* [What you need to do]:
Provide the number of lines containing the word "this", and nothing else.

··· Extracted records

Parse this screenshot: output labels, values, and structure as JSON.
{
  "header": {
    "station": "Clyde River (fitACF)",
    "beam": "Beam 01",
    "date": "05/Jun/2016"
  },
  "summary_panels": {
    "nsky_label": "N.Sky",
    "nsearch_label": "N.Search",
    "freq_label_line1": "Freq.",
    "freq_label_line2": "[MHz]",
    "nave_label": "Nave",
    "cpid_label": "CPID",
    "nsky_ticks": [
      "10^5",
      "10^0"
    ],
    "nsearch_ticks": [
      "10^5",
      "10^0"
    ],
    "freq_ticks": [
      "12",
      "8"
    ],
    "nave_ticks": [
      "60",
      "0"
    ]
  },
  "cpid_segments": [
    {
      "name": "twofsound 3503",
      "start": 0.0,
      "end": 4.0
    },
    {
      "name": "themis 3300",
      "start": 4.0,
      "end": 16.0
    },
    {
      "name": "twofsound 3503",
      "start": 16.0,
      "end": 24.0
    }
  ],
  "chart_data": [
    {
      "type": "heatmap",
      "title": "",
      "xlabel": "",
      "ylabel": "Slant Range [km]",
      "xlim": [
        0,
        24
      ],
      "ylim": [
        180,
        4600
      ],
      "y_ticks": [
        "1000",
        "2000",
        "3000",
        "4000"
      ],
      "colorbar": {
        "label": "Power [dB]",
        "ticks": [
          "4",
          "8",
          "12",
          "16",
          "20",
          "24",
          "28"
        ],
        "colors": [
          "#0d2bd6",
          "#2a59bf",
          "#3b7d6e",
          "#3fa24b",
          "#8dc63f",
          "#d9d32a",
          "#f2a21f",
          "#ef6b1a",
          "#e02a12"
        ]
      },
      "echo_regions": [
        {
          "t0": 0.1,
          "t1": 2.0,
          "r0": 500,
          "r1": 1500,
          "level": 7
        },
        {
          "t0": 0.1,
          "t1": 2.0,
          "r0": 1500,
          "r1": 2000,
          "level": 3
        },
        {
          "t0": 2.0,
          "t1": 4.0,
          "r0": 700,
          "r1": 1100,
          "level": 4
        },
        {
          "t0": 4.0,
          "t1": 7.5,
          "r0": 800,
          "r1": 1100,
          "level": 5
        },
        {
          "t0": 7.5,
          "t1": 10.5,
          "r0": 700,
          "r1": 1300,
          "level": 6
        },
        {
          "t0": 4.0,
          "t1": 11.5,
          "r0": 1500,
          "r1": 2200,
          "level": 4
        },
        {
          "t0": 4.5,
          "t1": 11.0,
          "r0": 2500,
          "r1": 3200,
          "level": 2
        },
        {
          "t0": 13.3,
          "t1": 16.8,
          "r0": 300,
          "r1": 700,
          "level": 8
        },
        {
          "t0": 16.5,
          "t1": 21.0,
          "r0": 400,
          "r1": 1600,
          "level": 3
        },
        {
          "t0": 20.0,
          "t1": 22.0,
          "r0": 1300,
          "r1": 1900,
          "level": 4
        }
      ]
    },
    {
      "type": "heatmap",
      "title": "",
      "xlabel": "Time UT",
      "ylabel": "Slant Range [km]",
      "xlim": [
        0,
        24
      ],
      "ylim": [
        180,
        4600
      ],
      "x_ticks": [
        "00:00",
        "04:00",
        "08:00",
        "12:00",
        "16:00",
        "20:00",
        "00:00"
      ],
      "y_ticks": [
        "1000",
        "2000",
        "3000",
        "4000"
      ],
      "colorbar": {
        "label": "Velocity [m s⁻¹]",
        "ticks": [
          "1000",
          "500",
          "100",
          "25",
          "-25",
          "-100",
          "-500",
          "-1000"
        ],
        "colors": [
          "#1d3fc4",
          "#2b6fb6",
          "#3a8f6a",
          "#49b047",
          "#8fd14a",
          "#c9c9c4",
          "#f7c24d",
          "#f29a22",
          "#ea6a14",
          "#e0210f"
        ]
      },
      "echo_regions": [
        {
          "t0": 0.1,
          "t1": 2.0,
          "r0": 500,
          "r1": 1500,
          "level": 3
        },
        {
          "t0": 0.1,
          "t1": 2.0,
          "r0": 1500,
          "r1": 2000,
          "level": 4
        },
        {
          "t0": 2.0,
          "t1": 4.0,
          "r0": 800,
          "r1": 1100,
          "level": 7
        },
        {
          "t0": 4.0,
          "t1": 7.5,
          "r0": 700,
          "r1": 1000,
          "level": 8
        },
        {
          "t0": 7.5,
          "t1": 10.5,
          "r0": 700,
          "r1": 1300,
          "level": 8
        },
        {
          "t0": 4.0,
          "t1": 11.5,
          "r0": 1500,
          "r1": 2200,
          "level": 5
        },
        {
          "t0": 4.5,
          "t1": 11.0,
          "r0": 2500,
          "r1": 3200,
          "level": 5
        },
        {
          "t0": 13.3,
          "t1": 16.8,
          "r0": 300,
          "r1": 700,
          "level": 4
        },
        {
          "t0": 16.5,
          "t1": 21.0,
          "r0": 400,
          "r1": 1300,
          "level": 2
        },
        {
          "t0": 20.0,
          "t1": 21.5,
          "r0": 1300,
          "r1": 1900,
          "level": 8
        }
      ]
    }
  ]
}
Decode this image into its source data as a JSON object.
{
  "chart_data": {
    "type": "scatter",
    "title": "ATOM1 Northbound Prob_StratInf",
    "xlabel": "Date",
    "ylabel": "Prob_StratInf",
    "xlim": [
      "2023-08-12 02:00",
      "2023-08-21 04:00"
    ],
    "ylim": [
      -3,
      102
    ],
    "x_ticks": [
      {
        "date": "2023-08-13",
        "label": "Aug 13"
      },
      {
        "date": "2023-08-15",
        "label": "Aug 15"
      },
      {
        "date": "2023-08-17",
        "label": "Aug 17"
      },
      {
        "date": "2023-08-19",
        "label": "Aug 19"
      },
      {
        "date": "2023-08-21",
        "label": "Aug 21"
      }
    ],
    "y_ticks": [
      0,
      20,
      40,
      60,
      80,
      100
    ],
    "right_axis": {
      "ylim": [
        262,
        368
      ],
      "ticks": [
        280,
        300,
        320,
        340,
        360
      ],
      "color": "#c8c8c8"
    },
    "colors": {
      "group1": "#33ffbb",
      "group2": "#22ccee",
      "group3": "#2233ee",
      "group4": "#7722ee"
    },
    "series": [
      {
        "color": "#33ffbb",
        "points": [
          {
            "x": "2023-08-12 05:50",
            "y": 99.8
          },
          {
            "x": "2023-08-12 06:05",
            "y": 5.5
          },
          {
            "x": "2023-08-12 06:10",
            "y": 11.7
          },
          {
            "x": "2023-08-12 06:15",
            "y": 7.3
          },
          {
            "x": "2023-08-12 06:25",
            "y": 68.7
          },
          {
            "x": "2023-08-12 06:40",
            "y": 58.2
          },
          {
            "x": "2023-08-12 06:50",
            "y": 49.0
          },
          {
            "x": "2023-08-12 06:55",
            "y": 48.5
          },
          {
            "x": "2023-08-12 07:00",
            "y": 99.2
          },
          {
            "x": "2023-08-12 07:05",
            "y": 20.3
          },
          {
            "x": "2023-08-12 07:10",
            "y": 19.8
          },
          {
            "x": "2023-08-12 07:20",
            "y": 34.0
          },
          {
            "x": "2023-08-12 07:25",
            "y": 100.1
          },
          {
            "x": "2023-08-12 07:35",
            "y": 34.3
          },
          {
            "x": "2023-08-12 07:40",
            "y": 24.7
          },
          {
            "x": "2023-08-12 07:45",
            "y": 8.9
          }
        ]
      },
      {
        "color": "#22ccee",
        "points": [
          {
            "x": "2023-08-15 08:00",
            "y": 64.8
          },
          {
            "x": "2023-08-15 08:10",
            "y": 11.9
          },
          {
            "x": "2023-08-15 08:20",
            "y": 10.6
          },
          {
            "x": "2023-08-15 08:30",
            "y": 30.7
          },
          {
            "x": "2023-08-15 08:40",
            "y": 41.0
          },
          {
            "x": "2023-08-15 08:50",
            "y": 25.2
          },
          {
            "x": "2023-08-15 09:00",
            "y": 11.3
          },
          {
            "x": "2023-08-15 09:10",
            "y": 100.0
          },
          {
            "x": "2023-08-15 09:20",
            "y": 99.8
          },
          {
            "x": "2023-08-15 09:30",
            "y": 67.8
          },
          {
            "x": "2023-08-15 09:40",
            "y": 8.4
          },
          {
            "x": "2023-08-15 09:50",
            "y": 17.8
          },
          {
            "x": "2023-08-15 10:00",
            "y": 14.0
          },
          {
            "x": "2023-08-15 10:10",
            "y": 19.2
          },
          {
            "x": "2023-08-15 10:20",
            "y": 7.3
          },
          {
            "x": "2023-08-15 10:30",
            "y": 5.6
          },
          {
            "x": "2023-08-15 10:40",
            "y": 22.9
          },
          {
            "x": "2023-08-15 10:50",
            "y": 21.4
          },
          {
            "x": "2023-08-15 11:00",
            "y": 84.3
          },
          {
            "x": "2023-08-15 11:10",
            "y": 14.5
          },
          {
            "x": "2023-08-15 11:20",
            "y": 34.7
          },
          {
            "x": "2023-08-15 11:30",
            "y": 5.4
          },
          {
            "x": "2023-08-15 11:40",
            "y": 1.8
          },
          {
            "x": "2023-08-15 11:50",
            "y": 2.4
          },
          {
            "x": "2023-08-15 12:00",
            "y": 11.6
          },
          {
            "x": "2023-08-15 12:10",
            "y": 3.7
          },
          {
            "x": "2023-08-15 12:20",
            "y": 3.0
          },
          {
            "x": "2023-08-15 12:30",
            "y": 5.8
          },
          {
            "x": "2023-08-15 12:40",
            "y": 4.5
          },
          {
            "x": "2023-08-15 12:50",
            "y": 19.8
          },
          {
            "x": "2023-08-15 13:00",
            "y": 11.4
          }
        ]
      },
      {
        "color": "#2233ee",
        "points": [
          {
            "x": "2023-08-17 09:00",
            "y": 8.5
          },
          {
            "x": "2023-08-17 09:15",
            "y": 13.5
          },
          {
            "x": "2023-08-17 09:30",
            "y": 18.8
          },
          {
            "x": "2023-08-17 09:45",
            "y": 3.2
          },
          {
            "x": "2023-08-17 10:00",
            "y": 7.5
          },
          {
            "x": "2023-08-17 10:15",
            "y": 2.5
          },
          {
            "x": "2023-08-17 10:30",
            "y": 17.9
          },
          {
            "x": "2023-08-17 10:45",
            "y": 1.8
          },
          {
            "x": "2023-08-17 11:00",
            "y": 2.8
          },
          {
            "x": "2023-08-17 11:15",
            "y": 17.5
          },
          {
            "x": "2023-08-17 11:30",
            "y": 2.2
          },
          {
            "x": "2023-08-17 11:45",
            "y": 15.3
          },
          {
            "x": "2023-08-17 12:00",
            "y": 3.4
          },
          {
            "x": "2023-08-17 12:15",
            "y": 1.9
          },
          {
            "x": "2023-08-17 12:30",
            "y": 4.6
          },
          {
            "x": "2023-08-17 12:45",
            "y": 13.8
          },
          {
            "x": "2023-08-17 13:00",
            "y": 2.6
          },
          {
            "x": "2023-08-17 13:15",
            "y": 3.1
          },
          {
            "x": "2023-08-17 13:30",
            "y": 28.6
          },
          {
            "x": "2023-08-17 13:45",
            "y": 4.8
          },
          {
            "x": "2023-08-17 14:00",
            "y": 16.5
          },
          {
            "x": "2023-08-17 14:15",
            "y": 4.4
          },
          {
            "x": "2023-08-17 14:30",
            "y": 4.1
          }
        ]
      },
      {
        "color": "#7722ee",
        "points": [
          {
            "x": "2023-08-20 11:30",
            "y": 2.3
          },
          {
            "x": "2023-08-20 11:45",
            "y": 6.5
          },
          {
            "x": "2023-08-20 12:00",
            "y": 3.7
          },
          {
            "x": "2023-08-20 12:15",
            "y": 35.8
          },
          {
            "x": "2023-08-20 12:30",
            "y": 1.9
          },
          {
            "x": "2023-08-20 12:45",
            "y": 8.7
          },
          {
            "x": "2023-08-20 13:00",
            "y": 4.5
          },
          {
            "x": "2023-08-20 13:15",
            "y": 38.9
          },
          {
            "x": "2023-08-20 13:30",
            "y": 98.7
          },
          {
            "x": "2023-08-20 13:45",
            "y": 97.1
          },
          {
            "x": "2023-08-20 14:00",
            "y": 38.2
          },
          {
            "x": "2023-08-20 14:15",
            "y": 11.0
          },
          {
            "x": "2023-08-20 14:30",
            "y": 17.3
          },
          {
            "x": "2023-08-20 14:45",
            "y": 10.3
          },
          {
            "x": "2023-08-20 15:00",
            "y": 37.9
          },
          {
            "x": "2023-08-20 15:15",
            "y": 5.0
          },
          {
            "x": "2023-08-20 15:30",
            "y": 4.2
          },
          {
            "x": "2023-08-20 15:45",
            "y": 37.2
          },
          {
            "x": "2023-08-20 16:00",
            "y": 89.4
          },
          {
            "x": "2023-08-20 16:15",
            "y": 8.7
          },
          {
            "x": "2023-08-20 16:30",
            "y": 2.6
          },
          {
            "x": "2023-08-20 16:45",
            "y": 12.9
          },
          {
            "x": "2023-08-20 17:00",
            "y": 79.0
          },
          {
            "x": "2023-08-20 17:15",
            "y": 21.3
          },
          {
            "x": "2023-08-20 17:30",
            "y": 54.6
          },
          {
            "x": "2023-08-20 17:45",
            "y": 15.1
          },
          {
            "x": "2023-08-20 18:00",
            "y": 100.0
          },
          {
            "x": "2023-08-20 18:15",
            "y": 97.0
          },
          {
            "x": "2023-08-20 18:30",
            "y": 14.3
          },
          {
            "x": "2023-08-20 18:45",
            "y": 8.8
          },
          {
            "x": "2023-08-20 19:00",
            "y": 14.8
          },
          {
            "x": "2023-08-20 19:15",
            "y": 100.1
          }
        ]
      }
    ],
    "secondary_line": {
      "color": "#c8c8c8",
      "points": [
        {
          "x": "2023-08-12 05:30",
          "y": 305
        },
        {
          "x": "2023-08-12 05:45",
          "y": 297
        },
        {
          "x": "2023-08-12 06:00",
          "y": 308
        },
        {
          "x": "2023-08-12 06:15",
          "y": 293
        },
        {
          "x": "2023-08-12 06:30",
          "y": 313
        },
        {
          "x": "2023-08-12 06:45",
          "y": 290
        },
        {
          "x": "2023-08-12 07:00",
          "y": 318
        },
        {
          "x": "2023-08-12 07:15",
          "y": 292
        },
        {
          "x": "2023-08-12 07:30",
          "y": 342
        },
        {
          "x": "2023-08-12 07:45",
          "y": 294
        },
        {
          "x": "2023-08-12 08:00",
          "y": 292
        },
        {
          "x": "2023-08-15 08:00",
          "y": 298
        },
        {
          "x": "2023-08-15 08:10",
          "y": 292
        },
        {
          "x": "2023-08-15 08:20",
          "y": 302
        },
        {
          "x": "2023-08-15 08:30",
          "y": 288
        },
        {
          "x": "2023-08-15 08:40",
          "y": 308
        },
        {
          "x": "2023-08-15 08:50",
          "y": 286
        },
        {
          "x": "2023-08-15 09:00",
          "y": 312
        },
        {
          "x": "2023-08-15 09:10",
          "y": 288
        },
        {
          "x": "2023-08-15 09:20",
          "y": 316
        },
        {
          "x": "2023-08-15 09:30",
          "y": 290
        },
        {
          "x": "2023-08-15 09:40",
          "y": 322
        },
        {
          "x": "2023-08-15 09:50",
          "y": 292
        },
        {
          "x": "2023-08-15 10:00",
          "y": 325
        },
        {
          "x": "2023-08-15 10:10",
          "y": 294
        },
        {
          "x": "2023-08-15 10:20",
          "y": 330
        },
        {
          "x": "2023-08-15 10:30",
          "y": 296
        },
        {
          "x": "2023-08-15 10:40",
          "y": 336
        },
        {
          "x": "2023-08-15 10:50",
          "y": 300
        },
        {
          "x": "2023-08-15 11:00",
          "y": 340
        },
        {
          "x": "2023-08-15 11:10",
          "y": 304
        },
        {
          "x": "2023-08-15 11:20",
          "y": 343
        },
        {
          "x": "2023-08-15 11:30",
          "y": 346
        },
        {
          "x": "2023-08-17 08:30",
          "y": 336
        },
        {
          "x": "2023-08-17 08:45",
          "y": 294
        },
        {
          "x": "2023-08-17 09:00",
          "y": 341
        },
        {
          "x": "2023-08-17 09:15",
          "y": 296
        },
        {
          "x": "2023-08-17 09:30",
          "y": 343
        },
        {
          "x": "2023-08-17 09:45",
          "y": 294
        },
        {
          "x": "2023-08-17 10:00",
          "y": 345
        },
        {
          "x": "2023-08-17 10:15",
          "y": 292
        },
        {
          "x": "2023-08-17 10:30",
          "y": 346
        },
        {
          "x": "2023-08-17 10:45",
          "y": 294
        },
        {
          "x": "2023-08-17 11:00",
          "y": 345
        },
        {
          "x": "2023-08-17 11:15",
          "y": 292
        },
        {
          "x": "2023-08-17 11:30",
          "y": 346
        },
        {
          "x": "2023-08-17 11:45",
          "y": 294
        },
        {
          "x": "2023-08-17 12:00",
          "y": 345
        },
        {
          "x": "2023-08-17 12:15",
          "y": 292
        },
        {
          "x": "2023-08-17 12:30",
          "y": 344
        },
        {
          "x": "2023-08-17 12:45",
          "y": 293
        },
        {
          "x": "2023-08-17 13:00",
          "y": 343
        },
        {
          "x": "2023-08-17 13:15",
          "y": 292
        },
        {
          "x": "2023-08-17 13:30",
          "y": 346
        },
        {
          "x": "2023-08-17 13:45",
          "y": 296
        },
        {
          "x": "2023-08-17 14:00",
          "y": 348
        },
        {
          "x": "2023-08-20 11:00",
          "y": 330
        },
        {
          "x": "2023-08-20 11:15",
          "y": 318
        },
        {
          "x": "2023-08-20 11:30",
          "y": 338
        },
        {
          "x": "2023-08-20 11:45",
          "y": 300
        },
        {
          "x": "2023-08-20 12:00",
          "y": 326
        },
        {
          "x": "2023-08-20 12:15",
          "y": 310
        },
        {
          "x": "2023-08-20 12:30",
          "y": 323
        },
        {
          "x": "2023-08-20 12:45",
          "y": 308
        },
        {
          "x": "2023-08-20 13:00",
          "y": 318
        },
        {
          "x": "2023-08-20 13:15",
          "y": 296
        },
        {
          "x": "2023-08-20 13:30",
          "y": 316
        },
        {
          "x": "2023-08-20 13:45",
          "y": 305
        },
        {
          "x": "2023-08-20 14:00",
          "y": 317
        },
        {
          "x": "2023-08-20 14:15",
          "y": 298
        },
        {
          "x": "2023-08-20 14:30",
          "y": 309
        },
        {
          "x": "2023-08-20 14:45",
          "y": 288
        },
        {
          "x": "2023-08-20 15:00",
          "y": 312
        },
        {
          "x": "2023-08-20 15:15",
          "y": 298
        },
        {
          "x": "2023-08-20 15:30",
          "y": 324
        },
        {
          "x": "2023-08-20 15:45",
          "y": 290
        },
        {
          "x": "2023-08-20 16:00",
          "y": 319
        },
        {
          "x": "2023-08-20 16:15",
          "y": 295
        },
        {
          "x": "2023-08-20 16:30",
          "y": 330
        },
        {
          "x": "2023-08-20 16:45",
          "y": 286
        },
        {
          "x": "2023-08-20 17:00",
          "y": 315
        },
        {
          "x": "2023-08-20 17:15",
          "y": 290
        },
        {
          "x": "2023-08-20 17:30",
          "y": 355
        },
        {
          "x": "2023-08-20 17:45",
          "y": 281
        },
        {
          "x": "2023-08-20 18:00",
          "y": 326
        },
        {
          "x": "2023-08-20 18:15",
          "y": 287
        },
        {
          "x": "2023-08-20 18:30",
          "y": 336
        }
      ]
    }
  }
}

······

* [Solved exercise]:
2